- [Listing]
┏━━

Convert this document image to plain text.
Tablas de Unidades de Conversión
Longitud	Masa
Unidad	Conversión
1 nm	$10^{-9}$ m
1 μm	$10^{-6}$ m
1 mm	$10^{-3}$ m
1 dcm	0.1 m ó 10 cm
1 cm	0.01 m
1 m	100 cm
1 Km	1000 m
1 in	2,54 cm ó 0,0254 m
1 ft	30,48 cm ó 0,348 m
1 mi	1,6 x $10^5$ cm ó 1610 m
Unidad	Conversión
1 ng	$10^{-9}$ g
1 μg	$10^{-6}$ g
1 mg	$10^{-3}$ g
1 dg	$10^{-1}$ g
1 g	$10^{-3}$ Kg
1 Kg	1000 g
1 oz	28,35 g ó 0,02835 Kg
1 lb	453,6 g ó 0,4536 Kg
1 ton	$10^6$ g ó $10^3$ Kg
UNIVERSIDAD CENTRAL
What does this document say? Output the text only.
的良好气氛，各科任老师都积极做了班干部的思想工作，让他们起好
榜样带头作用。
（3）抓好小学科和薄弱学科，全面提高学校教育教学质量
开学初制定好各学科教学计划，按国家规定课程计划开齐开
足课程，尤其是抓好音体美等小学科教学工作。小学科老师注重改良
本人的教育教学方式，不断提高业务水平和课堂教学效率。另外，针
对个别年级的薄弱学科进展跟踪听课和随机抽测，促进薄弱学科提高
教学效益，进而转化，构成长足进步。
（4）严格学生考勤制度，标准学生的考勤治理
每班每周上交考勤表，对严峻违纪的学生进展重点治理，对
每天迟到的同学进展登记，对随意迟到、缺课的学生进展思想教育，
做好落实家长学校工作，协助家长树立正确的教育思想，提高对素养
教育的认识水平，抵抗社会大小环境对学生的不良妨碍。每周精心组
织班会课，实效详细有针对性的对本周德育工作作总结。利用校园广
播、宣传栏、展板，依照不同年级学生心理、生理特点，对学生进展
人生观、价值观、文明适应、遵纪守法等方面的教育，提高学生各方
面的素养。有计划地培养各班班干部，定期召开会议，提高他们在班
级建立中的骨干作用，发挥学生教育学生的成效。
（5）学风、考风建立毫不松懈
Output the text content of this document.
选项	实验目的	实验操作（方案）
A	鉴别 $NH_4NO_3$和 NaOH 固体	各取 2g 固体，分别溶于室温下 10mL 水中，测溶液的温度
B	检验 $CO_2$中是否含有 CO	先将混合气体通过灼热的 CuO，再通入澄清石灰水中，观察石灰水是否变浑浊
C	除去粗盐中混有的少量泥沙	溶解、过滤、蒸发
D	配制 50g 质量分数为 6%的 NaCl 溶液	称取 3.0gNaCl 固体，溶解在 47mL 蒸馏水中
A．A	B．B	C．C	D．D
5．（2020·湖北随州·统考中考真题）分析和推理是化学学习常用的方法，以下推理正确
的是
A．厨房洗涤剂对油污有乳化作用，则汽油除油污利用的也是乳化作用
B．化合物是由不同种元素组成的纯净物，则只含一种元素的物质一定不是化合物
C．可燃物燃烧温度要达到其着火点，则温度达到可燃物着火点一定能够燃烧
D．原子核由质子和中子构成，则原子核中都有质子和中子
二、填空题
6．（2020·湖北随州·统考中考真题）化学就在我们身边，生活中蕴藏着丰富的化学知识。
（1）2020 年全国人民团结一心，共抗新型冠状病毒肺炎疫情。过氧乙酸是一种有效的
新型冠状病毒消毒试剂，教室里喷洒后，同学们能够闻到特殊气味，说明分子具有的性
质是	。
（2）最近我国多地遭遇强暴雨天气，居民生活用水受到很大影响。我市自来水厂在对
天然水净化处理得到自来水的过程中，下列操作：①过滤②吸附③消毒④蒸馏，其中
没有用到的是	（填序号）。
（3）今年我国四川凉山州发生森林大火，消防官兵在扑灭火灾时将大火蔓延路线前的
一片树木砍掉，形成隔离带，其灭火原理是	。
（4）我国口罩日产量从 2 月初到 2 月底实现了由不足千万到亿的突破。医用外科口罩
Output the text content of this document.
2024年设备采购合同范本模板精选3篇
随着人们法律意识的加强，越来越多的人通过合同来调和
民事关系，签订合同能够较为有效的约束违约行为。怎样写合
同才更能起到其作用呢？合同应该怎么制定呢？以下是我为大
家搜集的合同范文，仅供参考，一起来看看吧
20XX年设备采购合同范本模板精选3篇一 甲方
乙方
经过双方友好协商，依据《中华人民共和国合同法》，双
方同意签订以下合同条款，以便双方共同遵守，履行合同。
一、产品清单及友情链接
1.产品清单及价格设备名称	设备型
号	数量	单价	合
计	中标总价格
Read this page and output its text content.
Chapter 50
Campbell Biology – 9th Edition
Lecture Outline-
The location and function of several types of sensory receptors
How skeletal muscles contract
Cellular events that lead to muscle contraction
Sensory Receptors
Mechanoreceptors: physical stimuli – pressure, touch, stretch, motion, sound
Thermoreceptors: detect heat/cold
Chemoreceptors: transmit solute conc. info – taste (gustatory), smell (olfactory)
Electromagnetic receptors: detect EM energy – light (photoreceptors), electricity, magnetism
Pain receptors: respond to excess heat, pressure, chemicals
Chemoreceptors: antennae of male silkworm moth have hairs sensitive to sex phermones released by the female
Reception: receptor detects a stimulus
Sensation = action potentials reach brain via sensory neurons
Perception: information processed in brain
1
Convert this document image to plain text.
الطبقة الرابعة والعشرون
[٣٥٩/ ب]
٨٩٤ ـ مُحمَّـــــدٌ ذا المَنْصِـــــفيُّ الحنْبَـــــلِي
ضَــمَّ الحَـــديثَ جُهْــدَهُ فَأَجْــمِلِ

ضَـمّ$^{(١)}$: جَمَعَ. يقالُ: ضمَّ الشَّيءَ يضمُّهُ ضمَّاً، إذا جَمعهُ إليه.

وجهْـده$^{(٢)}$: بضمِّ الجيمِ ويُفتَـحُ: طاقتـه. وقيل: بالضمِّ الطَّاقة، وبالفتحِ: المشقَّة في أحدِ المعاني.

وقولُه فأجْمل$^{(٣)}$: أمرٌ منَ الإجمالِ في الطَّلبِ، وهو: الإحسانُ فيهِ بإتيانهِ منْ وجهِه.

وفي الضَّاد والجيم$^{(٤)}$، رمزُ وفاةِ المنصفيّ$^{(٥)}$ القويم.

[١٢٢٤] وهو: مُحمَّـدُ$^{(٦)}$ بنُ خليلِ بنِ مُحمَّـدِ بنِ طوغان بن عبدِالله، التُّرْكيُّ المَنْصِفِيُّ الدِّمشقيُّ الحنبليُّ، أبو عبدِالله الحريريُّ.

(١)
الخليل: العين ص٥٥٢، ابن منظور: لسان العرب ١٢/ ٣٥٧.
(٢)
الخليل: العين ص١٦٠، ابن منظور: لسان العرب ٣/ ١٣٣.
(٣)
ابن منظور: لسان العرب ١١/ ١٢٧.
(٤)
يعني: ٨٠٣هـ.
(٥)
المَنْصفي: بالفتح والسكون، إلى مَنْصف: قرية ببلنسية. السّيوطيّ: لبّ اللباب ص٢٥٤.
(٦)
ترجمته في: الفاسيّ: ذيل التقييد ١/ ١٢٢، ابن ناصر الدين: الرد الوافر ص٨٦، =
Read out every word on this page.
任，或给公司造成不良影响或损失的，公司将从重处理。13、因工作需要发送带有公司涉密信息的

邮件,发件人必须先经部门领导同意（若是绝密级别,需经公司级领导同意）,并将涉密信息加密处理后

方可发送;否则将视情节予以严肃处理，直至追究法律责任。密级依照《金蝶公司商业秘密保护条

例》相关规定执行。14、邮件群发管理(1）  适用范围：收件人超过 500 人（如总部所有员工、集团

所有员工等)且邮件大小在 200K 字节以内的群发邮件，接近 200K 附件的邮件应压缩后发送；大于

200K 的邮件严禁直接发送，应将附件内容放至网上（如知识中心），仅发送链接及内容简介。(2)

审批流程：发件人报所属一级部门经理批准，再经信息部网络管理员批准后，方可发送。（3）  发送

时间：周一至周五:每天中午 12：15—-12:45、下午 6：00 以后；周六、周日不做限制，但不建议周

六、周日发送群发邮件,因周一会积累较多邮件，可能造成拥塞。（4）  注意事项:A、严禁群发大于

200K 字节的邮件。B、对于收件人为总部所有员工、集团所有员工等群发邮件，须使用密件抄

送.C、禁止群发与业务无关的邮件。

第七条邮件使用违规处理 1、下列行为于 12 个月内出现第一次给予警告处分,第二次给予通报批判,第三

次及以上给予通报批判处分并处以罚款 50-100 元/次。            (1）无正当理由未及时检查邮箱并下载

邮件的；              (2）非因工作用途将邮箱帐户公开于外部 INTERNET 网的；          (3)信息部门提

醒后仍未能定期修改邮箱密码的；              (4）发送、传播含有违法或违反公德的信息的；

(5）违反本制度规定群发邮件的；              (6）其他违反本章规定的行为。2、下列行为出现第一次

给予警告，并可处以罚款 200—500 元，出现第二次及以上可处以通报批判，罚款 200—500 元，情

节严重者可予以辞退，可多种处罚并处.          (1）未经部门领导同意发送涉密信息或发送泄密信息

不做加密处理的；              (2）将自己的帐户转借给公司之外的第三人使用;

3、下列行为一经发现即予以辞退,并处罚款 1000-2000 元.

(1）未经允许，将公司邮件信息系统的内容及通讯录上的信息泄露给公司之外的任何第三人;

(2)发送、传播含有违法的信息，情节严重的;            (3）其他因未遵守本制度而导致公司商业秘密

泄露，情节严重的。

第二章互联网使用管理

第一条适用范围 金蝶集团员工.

┗━━

- [Exercise goal]
Where a line in the entries holds "Chemoreceptors", copy that line.

- [Full response]
Chemoreceptors: transmit solute conc. info – taste (gustatory), smell (olfactory)
Chemoreceptors: antennae of male silkworm moth have hairs sensitive to sex phermones released by the female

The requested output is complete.